**Prompt**
Restate, word for word, all of the material shown below.

-- Start of Given records --

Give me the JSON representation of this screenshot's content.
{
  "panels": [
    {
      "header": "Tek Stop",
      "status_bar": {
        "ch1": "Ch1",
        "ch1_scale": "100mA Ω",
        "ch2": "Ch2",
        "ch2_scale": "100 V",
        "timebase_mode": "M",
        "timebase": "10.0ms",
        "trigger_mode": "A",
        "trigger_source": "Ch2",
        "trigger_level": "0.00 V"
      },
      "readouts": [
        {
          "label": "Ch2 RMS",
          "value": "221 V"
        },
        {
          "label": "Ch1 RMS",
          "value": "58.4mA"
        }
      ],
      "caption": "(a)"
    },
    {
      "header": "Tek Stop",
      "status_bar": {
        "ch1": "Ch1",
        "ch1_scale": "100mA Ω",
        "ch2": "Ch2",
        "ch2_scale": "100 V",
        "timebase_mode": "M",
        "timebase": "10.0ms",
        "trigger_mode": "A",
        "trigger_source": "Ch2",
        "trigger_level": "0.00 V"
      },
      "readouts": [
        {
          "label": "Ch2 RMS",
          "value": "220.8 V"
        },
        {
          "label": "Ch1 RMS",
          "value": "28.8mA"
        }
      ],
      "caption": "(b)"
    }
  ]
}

-- End of Given records --

**Reply**
Give me the JSON representation of this screenshot's content.
{
  "panels": [
    {
      "header": "Tek Stop",
      "status_bar": {
        "ch1": "Ch1",
        "ch1_scale": "100mA Ω",
        "ch2": "Ch2",
        "ch2_scale": "100 V",
        "timebase_mode": "M",
        "timebase": "10.0ms",
        "trigger_mode": "A",
        "trigger_source": "Ch2",
        "trigger_level": "0.00 V"
      },
      "readouts": [
        {
          "label": "Ch2 RMS",
          "value": "221 V"
        },
        {
          "label": "Ch1 RMS",
          "value": "58.4mA"
        }
      ],
      "caption": "(a)"
    },
    {
      "header": "Tek Stop",
      "status_bar": {
        "ch1": "Ch1",
        "ch1_scale": "100mA Ω",
        "ch2": "Ch2",
        "ch2_scale": "100 V",
        "timebase_mode": "M",
        "timebase": "10.0ms",
        "trigger_mode": "A",
        "trigger_source": "Ch2",
        "trigger_level": "0.00 V"
      },
      "readouts": [
        {
          "label": "Ch2 RMS",
          "value": "220.8 V"
        },
        {
          "label": "Ch1 RMS",
          "value": "28.8mA"
        }
      ],
      "caption": "(b)"
    }
  ]
}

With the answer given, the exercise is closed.